─── LISTED RECORDS

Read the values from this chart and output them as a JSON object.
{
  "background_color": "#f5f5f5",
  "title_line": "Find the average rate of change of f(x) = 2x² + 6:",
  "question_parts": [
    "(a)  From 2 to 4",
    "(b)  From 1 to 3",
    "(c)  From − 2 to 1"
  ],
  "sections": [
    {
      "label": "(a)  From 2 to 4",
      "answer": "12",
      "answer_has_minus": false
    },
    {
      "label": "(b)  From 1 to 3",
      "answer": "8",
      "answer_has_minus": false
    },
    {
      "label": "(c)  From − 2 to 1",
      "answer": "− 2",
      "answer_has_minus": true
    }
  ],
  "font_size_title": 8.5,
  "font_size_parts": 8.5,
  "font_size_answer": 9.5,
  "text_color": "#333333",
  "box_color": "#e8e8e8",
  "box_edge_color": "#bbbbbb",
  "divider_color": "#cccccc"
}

──────

## [EXERCISE INSTRUCTIONS]
Each line of the material above needs to be quoted exactly, please.

## [EXPECTED ANSWER]
Read the values from this chart and output them as a JSON object.
{
  "background_color": "#f5f5f5",
  "title_line": "Find the average rate of change of f(x) = 2x² + 6:",
  "question_parts": [
    "(a)  From 2 to 4",
    "(b)  From 1 to 3",
    "(c)  From − 2 to 1"
  ],
  "sections": [
    {
      "label": "(a)  From 2 to 4",
      "answer": "12",
      "answer_has_minus": false
    },
    {
      "label": "(b)  From 1 to 3",
      "answer": "8",
      "answer_has_minus": false
    },
    {
      "label": "(c)  From − 2 to 1",
      "answer": "− 2",
      "answer_has_minus": true
    }
  ],
  "font_size_title": 8.5,
  "font_size_parts": 8.5,
  "font_size_answer": 9.5,
  "text_color": "#333333",
  "box_color": "#e8e8e8",
  "box_edge_color": "#bbbbbb",
  "divider_color": "#cccccc"
}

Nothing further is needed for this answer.